Given problem: Search the records that follow and extract every line containing the string "JSON".

─── Given information ───

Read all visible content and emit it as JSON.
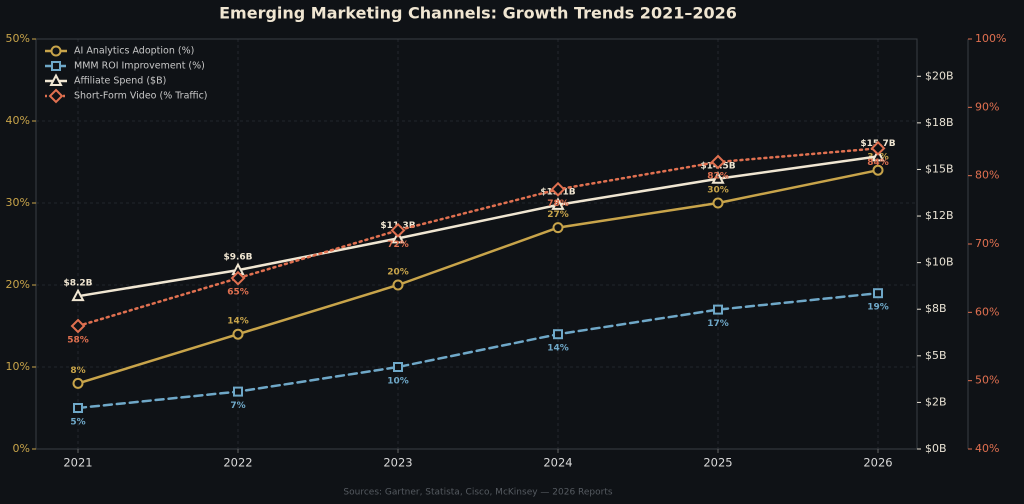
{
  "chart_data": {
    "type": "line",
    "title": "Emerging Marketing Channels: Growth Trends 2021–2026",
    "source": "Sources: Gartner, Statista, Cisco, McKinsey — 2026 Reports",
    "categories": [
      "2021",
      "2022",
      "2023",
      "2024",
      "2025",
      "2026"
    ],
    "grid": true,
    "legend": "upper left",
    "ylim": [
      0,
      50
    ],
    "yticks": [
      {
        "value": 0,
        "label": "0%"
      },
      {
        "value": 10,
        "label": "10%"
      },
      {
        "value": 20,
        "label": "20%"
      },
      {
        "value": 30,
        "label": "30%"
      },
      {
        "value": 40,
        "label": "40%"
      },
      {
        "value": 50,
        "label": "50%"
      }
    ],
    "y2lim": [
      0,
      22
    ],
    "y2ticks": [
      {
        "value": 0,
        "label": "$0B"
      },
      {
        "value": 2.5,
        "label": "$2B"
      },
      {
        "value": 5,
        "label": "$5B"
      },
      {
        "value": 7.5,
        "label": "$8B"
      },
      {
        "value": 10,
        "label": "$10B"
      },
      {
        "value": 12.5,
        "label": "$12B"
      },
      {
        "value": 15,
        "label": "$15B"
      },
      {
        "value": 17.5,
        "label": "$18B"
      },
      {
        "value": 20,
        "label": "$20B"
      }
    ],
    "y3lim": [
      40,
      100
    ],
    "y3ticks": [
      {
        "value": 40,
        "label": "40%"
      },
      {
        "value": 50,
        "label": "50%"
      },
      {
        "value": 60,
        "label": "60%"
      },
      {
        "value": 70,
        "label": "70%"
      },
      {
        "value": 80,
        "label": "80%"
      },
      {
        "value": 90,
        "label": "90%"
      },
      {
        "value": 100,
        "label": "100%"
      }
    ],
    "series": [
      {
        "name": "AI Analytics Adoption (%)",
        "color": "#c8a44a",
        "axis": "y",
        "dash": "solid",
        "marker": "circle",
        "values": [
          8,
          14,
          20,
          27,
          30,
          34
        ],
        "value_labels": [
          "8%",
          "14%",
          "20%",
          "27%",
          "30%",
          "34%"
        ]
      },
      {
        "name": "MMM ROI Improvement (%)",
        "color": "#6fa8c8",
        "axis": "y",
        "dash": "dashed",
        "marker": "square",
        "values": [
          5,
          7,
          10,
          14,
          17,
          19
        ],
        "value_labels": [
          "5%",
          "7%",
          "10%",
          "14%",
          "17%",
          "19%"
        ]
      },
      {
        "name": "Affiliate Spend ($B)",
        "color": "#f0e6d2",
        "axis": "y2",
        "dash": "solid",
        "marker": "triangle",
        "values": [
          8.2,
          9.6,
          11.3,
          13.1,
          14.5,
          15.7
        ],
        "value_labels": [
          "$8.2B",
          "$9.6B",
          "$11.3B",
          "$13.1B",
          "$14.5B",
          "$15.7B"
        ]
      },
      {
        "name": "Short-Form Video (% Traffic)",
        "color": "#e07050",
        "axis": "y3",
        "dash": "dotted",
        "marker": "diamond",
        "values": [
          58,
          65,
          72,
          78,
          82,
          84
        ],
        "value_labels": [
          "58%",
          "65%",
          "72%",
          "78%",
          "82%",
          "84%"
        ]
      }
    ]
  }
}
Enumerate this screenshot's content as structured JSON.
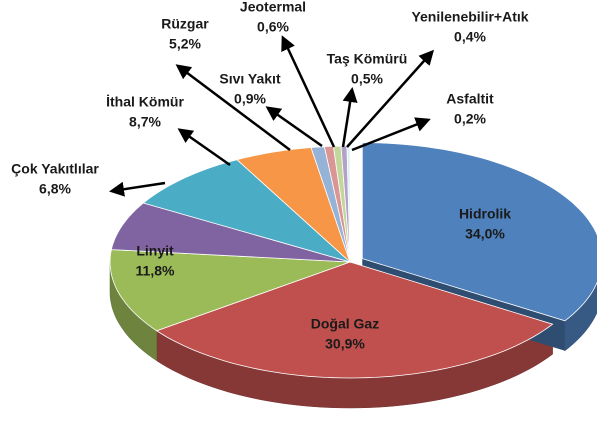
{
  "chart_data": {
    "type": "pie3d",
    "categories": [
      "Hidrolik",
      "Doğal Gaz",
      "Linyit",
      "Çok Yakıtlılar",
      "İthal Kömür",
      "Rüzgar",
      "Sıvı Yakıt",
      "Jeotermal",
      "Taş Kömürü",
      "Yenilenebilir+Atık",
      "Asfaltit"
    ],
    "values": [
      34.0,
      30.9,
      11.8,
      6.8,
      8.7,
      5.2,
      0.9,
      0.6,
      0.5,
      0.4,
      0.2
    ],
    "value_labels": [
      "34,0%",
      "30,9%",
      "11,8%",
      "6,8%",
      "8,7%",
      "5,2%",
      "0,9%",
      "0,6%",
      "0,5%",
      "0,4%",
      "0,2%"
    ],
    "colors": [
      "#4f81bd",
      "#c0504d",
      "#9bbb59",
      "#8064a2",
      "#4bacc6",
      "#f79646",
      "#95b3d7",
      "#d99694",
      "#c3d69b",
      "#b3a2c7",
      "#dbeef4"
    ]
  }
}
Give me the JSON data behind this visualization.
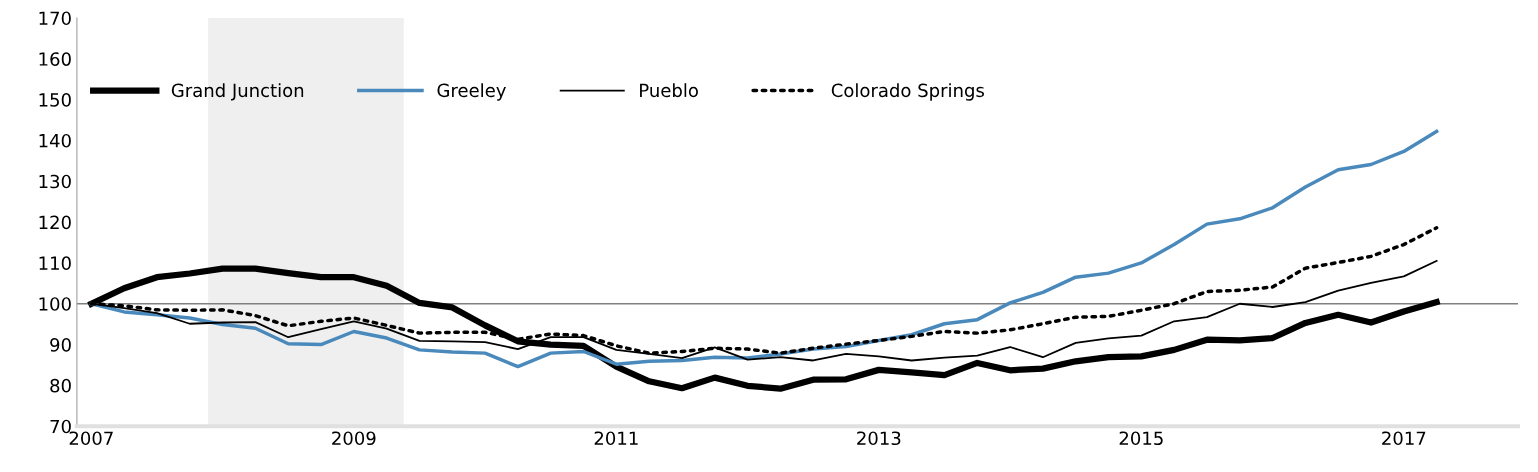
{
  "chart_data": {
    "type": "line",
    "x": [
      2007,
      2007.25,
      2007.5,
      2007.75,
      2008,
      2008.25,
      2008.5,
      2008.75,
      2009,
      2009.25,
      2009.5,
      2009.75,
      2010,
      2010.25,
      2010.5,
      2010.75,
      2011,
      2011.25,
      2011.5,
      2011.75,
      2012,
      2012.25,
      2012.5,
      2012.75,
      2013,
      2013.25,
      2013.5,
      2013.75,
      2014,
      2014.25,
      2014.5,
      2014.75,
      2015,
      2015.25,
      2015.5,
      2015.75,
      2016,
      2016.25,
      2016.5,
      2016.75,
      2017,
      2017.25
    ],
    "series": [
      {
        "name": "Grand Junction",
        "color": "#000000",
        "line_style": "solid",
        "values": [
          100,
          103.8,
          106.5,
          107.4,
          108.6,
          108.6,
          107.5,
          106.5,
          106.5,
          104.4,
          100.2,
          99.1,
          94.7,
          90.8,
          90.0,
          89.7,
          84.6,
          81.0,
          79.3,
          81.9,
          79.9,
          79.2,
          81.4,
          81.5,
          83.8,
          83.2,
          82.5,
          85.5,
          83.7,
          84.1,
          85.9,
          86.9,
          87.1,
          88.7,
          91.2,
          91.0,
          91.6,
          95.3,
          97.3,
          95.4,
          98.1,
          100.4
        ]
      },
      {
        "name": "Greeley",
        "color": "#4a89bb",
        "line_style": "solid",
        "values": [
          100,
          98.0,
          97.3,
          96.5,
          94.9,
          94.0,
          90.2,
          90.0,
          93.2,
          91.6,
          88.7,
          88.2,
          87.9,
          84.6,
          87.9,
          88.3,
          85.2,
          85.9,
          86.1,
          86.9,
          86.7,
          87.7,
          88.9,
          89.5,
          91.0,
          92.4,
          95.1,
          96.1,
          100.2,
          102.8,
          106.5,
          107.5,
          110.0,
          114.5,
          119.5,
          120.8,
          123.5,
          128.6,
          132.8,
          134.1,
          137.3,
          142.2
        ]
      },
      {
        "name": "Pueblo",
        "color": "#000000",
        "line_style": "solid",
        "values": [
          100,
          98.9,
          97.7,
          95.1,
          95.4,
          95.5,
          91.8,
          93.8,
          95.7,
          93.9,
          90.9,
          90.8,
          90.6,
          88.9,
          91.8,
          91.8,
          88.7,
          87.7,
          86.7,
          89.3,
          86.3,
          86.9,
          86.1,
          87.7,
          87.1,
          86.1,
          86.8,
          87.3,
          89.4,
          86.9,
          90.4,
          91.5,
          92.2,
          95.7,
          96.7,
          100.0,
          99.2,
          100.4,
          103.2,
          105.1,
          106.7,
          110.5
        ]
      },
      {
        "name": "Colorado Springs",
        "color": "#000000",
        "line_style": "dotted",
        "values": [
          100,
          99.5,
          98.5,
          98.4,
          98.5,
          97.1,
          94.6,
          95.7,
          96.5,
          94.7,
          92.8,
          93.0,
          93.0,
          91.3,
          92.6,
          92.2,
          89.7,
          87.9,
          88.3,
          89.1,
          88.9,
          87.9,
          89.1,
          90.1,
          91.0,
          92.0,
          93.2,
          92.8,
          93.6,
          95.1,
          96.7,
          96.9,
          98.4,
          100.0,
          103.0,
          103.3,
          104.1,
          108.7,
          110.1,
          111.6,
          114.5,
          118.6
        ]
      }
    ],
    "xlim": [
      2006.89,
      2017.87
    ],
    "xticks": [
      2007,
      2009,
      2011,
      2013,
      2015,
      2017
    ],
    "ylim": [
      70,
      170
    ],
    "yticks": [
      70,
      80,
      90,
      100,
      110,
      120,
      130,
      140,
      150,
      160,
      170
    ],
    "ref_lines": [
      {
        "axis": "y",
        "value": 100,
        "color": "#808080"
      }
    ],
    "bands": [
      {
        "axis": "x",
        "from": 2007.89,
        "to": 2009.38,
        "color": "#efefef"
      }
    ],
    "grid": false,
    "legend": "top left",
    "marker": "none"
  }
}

───

Written response:
Read all visible content and emit it as JSON.
Enumerate this screenshot's content as structured JSON.
Give me the JSON data behind this visualization.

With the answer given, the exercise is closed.